Barrett Willoughby (May 18, 1901 – July 29, 1959), Florance Barrett, was a best-selling novelist who wrote works of romantic fiction and nonfiction from the 1920s through the 1940s. Her writing was mainly mostly set in Alaska, where she spent many years. Some of her works were made into movies.

Her date of birth is disputed but in the 1910 and 1920 censuses she records her date of birth as May 1886 Wisconsin.

Her social security application recorded May 28 of 1891.

Florence Barrett was married three times: Oliver L. Willoughby, Robert H. Prosser and Larry O’Connor.

She married Oliver L. Willoughby in 1907 and is listed on the 1910 census living in Cordova, Alaska.

## What the exercise asks
List every man the passage about Barrett Willoughby names as one of her husbands. The rows have nothing to do with the passage about Barrett Willoughby.

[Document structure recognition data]
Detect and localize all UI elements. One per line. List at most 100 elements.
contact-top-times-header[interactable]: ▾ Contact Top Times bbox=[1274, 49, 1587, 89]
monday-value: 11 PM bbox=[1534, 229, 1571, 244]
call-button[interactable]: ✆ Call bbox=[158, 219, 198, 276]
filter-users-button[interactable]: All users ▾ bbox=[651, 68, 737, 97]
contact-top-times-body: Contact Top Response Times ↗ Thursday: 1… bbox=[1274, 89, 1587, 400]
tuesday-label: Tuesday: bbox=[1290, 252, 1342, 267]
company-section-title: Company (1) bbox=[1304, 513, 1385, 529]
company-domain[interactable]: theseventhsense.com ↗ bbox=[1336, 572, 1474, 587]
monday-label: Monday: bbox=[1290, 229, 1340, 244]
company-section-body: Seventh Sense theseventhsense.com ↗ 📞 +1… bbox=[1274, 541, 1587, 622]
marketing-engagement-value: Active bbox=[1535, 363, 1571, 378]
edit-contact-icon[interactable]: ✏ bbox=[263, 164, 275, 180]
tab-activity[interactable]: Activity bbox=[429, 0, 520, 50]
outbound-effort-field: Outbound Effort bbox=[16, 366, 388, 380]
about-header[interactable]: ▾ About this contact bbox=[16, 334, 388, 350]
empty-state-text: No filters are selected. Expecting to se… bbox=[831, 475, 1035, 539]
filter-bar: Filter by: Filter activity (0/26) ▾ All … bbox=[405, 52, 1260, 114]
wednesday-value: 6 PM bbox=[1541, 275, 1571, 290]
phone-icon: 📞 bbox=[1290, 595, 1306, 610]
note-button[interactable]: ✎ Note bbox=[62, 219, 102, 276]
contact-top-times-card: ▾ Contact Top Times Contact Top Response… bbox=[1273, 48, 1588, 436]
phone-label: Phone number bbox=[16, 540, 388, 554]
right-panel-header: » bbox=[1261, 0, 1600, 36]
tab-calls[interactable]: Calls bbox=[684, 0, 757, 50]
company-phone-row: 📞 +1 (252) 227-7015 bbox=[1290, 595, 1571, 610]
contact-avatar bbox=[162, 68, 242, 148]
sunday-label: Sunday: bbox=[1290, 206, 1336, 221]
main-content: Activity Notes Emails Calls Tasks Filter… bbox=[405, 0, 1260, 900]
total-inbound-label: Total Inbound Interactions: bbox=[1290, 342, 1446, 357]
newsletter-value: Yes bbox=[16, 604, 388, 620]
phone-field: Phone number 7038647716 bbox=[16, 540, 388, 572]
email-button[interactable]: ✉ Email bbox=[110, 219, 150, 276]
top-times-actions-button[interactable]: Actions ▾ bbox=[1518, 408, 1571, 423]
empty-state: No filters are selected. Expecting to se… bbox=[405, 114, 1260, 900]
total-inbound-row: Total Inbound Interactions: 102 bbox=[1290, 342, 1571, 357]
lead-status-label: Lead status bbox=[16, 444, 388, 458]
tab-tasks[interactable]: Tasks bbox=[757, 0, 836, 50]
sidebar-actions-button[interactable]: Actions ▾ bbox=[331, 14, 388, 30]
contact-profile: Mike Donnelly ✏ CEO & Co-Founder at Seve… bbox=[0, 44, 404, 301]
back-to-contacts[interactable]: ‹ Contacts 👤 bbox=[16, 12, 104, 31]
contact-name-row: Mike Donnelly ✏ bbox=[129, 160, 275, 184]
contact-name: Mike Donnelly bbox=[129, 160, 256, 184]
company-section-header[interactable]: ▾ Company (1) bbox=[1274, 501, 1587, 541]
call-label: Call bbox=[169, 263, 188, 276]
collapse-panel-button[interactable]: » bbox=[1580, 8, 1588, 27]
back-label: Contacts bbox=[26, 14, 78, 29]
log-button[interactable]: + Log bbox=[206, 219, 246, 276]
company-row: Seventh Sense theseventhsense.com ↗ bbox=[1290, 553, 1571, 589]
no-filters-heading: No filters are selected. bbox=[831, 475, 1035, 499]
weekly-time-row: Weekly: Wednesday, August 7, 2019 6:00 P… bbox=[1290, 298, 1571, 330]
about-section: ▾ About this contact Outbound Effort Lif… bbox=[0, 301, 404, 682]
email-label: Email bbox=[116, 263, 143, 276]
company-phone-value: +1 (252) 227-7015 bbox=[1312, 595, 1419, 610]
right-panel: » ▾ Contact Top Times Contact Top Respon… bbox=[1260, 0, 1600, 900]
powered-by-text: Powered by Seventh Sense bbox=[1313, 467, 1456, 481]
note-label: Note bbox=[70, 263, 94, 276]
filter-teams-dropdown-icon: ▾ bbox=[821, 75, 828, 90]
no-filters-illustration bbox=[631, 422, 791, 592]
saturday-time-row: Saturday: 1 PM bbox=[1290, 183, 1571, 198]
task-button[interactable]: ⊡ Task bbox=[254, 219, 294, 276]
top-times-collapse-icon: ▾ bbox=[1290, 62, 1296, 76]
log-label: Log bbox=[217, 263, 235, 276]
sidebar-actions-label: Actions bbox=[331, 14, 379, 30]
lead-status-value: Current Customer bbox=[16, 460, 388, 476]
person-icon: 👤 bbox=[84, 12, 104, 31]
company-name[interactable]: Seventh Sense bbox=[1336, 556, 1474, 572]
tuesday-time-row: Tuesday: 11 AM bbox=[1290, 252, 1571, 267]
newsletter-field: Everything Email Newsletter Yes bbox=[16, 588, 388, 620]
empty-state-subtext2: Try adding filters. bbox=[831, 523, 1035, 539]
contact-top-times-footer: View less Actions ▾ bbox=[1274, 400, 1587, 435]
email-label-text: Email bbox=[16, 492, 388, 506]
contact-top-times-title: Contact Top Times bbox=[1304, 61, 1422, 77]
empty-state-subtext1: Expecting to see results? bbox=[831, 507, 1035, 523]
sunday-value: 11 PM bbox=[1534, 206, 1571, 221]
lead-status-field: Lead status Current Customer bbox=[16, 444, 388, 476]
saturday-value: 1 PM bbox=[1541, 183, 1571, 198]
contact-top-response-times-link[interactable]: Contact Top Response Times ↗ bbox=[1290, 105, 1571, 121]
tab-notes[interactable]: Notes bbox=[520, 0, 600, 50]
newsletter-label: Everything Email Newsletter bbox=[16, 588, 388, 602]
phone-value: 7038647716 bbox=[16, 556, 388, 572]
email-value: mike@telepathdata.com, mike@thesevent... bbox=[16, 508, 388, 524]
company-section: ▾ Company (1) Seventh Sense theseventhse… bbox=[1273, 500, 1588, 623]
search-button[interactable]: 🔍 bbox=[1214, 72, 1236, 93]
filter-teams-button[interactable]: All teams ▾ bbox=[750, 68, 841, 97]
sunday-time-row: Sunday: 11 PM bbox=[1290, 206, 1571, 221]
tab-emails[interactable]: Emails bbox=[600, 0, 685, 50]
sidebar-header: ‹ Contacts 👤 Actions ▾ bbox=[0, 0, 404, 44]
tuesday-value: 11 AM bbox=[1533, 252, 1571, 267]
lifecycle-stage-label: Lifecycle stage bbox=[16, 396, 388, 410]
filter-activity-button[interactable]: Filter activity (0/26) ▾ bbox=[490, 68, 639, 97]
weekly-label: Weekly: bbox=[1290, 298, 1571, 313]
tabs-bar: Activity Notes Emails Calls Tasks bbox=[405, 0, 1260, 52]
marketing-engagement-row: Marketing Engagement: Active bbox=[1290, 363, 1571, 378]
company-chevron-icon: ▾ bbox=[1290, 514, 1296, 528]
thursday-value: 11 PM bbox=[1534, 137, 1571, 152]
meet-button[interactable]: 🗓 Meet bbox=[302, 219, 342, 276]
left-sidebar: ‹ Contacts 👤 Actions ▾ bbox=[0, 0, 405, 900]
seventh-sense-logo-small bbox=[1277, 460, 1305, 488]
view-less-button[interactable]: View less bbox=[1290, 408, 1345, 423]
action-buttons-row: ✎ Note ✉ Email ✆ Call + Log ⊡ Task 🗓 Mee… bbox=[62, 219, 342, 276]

## Answer for the task
Oliver L. Willoughby, Robert H. Prosser, Larry O’Connor